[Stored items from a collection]
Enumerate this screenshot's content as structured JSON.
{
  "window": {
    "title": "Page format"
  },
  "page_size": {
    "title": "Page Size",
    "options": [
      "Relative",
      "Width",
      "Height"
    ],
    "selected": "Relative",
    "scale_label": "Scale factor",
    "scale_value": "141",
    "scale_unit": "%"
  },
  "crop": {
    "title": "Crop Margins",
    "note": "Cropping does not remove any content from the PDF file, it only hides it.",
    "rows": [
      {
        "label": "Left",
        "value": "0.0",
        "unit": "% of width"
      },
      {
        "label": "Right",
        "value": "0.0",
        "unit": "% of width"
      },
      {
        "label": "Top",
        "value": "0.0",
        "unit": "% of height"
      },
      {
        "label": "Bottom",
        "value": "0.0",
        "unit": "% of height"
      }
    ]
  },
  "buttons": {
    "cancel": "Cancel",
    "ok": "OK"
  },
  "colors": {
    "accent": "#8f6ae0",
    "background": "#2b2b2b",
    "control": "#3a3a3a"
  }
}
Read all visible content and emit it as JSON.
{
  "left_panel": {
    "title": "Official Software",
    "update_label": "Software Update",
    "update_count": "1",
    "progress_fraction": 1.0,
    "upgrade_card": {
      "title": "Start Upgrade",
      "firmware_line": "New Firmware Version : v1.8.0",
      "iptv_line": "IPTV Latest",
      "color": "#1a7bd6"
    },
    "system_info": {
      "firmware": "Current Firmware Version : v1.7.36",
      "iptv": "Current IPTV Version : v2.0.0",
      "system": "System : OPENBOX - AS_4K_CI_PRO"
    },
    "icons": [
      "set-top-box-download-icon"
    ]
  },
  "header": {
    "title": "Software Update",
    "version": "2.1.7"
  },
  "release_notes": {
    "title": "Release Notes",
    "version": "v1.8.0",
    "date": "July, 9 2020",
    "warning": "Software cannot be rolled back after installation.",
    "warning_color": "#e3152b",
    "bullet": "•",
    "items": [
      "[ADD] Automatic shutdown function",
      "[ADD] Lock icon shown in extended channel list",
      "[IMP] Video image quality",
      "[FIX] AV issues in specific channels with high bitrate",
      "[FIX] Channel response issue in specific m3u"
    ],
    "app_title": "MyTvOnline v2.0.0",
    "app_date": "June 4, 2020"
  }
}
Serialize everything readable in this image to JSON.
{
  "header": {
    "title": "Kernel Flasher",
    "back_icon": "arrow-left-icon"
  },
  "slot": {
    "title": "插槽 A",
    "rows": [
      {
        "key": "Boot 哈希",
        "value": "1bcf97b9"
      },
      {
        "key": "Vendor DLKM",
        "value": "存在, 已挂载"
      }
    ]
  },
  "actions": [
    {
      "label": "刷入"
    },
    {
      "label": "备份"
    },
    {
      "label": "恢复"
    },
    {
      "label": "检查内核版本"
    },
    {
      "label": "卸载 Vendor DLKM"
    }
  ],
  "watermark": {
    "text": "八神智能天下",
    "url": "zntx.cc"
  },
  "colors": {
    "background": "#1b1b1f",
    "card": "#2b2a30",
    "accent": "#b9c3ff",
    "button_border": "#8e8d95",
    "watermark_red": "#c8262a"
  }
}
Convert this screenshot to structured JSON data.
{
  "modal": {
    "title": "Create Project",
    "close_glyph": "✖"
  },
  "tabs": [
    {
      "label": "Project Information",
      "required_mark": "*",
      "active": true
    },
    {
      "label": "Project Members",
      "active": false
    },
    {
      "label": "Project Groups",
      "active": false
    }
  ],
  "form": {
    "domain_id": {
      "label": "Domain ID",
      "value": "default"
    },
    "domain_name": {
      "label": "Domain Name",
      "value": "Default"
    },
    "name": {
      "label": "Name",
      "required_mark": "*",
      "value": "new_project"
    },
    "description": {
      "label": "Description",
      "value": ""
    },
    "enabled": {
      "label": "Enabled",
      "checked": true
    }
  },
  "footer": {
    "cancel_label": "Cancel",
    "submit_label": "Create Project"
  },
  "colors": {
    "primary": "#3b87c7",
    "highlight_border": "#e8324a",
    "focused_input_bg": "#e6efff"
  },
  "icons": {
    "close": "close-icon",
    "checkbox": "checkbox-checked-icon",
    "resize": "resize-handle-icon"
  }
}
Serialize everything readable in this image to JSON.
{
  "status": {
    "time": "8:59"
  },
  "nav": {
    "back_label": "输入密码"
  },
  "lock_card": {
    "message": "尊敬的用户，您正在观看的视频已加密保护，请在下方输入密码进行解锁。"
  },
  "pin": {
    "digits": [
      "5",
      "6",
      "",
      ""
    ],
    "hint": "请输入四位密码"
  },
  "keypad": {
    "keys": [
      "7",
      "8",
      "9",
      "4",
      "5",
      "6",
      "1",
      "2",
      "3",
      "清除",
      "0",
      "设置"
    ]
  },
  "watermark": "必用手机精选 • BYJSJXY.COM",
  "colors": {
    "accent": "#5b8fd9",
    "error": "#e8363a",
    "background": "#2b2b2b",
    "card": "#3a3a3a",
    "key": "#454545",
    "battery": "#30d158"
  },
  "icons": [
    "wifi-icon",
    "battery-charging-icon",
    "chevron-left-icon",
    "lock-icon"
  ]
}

What is being asked:
Reproduce the full listing exactly.

Problem solution:
Enumerate this screenshot's content as structured JSON.
{
  "window": {
    "title": "Page format"
  },
  "page_size": {
    "title": "Page Size",
    "options": [
      "Relative",
      "Width",
      "Height"
    ],
    "selected": "Relative",
    "scale_label": "Scale factor",
    "scale_value": "141",
    "scale_unit": "%"
  },
  "crop": {
    "title": "Crop Margins",
    "note": "Cropping does not remove any content from the PDF file, it only hides it.",
    "rows": [
      {
        "label": "Left",
        "value": "0.0",
        "unit": "% of width"
      },
      {
        "label": "Right",
        "value": "0.0",
        "unit": "% of width"
      },
      {
        "label": "Top",
        "value": "0.0",
        "unit": "% of height"
      },
      {
        "label": "Bottom",
        "value": "0.0",
        "unit": "% of height"
      }
    ]
  },
  "buttons": {
    "cancel": "Cancel",
    "ok": "OK"
  },
  "colors": {
    "accent": "#8f6ae0",
    "background": "#2b2b2b",
    "control": "#3a3a3a"
  }
}
Read all visible content and emit it as JSON.
{
  "left_panel": {
    "title": "Official Software",
    "update_label": "Software Update",
    "update_count": "1",
    "progress_fraction": 1.0,
    "upgrade_card": {
      "title": "Start Upgrade",
      "firmware_line": "New Firmware Version : v1.8.0",
      "iptv_line": "IPTV Latest",
      "color": "#1a7bd6"
    },
    "system_info": {
      "firmware": "Current Firmware Version : v1.7.36",
      "iptv": "Current IPTV Version : v2.0.0",
      "system": "System : OPENBOX - AS_4K_CI_PRO"
    },
    "icons": [
      "set-top-box-download-icon"
    ]
  },
  "header": {
    "title": "Software Update",
    "version": "2.1.7"
  },
  "release_notes": {
    "title": "Release Notes",
    "version": "v1.8.0",
    "date": "July, 9 2020",
    "warning": "Software cannot be rolled back after installation.",
    "warning_color": "#e3152b",
    "bullet": "•",
    "items": [
      "[ADD] Automatic shutdown function",
      "[ADD] Lock icon shown in extended channel list",
      "[IMP] Video image quality",
      "[FIX] AV issues in specific channels with high bitrate",
      "[FIX] Channel response issue in specific m3u"
    ],
    "app_title": "MyTvOnline v2.0.0",
    "app_date": "June 4, 2020"
  }
}
Serialize everything readable in this image to JSON.
{
  "header": {
    "title": "Kernel Flasher",
    "back_icon": "arrow-left-icon"
  },
  "slot": {
    "title": "插槽 A",
    "rows": [
      {
        "key": "Boot 哈希",
        "value": "1bcf97b9"
      },
      {
        "key": "Vendor DLKM",
        "value": "存在, 已挂载"
      }
    ]
  },
  "actions": [
    {
      "label": "刷入"
    },
    {
      "label": "备份"
    },
    {
      "label": "恢复"
    },
    {
      "label": "检查内核版本"
    },
    {
      "label": "卸载 Vendor DLKM"
    }
  ],
  "watermark": {
    "text": "八神智能天下",
    "url": "zntx.cc"
  },
  "colors": {
    "background": "#1b1b1f",
    "card": "#2b2a30",
    "accent": "#b9c3ff",
    "button_border": "#8e8d95",
    "watermark_red": "#c8262a"
  }
}
Convert this screenshot to structured JSON data.
{
  "modal": {
    "title": "Create Project",
    "close_glyph": "✖"
  },
  "tabs": [
    {
      "label": "Project Information",
      "required_mark": "*",
      "active": true
    },
    {
      "label": "Project Members",
      "active": false
    },
    {
      "label": "Project Groups",
      "active": false
    }
  ],
  "form": {
    "domain_id": {
      "label": "Domain ID",
      "value": "default"
    },
    "domain_name": {
      "label": "Domain Name",
      "value": "Default"
    },
    "name": {
      "label": "Name",
      "required_mark": "*",
      "value": "new_project"
    },
    "description": {
      "label": "Description",
      "value": ""
    },
    "enabled": {
      "label": "Enabled",
      "checked": true
    }
  },
  "footer": {
    "cancel_label": "Cancel",
    "submit_label": "Create Project"
  },
  "colors": {
    "primary": "#3b87c7",
    "highlight_border": "#e8324a",
    "focused_input_bg": "#e6efff"
  },
  "icons": {
    "close": "close-icon",
    "checkbox": "checkbox-checked-icon",
    "resize": "resize-handle-icon"
  }
}
Serialize everything readable in this image to JSON.
{
  "status": {
    "time": "8:59"
  },
  "nav": {
    "back_label": "输入密码"
  },
  "lock_card": {
    "message": "尊敬的用户，您正在观看的视频已加密保护，请在下方输入密码进行解锁。"
  },
  "pin": {
    "digits": [
      "5",
      "6",
      "",
      ""
    ],
    "hint": "请输入四位密码"
  },
  "keypad": {
    "keys": [
      "7",
      "8",
      "9",
      "4",
      "5",
      "6",
      "1",
      "2",
      "3",
      "清除",
      "0",
      "设置"
    ]
  },
  "watermark": "必用手机精选 • BYJSJXY.COM",
  "colors": {
    "accent": "#5b8fd9",
    "error": "#e8363a",
    "background": "#2b2b2b",
    "card": "#3a3a3a",
    "key": "#454545",
    "battery": "#30d158"
  },
  "icons": [
    "wifi-icon",
    "battery-charging-icon",
    "chevron-left-icon",
    "lock-icon"
  ]
}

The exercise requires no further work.